*Given problem*. Everything in the listing should be restated word for word.

[Recorded data]
————

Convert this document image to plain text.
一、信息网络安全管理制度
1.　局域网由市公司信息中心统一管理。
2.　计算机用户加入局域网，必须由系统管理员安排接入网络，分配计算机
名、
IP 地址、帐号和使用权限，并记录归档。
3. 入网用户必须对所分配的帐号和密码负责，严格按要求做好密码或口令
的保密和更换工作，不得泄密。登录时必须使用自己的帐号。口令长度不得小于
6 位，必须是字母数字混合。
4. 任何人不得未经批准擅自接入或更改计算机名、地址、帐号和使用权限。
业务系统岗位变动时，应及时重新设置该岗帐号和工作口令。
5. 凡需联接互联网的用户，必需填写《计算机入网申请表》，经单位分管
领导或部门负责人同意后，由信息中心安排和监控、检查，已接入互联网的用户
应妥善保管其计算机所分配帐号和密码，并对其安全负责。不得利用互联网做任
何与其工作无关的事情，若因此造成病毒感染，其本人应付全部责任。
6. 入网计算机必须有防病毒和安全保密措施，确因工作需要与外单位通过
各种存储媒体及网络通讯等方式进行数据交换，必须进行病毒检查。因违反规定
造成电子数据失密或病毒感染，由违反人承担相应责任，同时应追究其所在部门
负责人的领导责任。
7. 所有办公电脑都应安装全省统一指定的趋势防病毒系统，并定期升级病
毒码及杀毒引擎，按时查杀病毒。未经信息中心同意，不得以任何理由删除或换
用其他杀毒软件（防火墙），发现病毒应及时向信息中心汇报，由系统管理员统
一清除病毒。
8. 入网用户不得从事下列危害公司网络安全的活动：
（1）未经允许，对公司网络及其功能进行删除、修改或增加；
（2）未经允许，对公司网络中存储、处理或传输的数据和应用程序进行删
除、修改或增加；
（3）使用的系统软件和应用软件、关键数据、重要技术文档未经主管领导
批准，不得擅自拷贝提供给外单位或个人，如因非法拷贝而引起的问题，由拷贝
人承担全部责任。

————

*Answer*.
Convert this document image to plain text.
一、信息网络安全管理制度
1.　局域网由市公司信息中心统一管理。
2.　计算机用户加入局域网，必须由系统管理员安排接入网络，分配计算机
名、
IP 地址、帐号和使用权限，并记录归档。
3. 入网用户必须对所分配的帐号和密码负责，严格按要求做好密码或口令
的保密和更换工作，不得泄密。登录时必须使用自己的帐号。口令长度不得小于
6 位，必须是字母数字混合。
4. 任何人不得未经批准擅自接入或更改计算机名、地址、帐号和使用权限。
业务系统岗位变动时，应及时重新设置该岗帐号和工作口令。
5. 凡需联接互联网的用户，必需填写《计算机入网申请表》，经单位分管
领导或部门负责人同意后，由信息中心安排和监控、检查，已接入互联网的用户
应妥善保管其计算机所分配帐号和密码，并对其安全负责。不得利用互联网做任
何与其工作无关的事情，若因此造成病毒感染，其本人应付全部责任。
6. 入网计算机必须有防病毒和安全保密措施，确因工作需要与外单位通过
各种存储媒体及网络通讯等方式进行数据交换，必须进行病毒检查。因违反规定
造成电子数据失密或病毒感染，由违反人承担相应责任，同时应追究其所在部门
负责人的领导责任。
7. 所有办公电脑都应安装全省统一指定的趋势防病毒系统，并定期升级病
毒码及杀毒引擎，按时查杀病毒。未经信息中心同意，不得以任何理由删除或换
用其他杀毒软件（防火墙），发现病毒应及时向信息中心汇报，由系统管理员统
一清除病毒。
8. 入网用户不得从事下列危害公司网络安全的活动：
（1）未经允许，对公司网络及其功能进行删除、修改或增加；
（2）未经允许，对公司网络中存储、处理或传输的数据和应用程序进行删
除、修改或增加；
（3）使用的系统软件和应用软件、关键数据、重要技术文档未经主管领导
批准，不得擅自拷贝提供给外单位或个人，如因非法拷贝而引起的问题，由拷贝
人承担全部责任。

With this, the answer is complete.